§ Task list
- 1) In the engine fuel control excerpt, what determines the actual amount of fuel a multipoint fuel injector delivers?
- 2) Restate the engine fuel control excerpt starting at "In brief, the" and ending at "open to the internal combustion chambers.", putting "outside air" in place of "ambient air".

§ Source excerpt
In brief, the fuel control system for engine startup of the present invention is used with a conventional internal combustion engine having multiple internal combustion chambers. An air intake passageway has its inlet open to ambient air and its outlet open to the internal combustion chambers.

A multipoint fuel injector is associated with each combustion chamber and, when activated, injects fuel into its associated combustion chamber. The actual amount of fuel injected by the multipoint fuel injector is controlled by its duration of activation.

The internal combustion engine also includes at least one cold start fuel injector which injects a fuel charge into an inlet end of a cold start fuel passageway. The outlet end of the cold start fuel passageway is fluidly connected to at least several, and oftentimes all, of the internal combustion chambers. An electric heater is preferably mounted within the cold start fuel passageway to vaporize the fuel injected by the cold start fuel passageway prior to its induction into the internal combustion chambers.

§ Data section

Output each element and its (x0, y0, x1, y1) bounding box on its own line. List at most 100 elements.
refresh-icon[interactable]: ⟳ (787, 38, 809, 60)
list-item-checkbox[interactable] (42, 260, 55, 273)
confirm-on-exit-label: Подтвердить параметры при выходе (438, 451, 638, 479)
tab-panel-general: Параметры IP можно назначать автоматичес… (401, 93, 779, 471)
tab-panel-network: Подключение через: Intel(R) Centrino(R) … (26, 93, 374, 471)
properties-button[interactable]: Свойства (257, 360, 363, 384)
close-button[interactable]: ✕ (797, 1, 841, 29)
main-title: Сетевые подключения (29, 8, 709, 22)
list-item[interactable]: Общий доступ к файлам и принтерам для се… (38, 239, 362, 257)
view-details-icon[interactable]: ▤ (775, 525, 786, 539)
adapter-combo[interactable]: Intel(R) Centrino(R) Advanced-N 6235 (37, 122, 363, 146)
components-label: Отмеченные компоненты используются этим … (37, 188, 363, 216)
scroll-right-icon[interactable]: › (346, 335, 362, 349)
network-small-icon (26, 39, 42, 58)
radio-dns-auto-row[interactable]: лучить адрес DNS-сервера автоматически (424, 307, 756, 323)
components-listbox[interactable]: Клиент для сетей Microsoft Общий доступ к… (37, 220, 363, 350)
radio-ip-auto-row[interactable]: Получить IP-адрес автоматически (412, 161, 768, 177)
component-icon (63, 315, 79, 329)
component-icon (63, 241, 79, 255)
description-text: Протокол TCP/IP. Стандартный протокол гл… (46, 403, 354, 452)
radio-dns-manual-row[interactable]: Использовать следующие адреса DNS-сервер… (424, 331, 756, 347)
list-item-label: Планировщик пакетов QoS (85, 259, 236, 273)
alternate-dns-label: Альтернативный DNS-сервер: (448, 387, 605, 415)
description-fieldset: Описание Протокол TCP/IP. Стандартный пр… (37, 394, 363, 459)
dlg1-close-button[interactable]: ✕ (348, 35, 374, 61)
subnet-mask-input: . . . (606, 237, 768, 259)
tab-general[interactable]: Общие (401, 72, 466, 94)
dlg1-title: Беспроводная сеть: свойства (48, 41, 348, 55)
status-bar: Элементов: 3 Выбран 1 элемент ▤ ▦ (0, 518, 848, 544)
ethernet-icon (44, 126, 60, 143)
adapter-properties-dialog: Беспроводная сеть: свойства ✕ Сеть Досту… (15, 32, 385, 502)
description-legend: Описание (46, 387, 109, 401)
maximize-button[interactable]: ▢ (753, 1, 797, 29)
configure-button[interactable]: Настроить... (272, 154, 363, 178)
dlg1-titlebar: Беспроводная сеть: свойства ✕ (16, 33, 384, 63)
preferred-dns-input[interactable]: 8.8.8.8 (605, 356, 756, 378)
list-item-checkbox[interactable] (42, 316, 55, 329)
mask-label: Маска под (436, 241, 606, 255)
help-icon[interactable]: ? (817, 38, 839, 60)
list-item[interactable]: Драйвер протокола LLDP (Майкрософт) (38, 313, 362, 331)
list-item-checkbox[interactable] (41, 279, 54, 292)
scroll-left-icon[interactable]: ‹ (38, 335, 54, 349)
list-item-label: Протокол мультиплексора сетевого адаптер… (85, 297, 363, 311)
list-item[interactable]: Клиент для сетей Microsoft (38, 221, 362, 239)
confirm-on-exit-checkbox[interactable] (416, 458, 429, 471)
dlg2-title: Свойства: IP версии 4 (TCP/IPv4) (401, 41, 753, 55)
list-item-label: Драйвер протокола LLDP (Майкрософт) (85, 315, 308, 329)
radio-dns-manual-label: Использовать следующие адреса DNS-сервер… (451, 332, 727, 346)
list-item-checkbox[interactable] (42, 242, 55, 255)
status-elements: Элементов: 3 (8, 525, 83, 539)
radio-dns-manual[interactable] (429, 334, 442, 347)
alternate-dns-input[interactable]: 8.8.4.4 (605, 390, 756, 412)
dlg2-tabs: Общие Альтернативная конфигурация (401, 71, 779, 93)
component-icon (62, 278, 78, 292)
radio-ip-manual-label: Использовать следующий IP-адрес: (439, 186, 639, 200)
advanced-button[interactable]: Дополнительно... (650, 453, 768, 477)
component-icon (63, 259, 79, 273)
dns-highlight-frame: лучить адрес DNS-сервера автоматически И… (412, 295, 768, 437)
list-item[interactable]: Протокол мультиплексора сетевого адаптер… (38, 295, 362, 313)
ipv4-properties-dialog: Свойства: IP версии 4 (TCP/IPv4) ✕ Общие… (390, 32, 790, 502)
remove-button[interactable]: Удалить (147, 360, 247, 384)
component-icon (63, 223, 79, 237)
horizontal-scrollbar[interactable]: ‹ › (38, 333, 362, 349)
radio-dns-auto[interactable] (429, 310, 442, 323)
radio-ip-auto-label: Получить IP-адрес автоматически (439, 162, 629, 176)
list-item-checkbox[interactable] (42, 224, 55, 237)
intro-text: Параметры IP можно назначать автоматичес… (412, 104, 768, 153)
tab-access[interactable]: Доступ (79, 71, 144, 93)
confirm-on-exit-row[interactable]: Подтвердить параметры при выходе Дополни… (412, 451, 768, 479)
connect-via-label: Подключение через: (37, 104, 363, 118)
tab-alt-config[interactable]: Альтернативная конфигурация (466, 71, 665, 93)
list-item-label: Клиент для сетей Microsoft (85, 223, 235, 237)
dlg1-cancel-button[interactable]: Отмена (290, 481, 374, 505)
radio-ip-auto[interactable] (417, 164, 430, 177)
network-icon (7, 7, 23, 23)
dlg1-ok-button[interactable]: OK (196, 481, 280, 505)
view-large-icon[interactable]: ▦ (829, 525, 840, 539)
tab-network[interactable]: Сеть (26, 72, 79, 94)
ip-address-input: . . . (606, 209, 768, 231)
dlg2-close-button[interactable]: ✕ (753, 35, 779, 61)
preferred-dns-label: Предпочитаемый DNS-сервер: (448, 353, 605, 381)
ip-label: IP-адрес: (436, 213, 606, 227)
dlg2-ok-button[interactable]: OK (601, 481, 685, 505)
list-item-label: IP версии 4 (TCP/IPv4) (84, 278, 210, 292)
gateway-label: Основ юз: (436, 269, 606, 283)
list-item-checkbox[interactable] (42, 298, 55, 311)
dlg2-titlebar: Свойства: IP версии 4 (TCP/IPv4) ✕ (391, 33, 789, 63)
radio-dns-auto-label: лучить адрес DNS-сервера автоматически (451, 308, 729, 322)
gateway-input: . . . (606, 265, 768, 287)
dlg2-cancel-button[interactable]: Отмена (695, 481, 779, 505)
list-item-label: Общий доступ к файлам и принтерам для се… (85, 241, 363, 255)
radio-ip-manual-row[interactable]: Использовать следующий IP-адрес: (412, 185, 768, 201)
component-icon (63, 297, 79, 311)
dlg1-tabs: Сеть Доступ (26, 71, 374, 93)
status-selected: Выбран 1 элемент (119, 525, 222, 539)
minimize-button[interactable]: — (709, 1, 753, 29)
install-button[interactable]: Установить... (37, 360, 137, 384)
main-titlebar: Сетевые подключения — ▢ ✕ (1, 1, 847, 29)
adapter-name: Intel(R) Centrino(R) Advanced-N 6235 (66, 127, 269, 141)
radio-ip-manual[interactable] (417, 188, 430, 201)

§ Worked solutions
- 1) Its duration of activation.

- 2)
In brief, the fuel control system for engine startup of the present invention is used with a conventional internal combustion engine having multiple internal combustion chambers. An air intake passageway has its inlet open to outside air and its outlet open to the internal combustion chambers.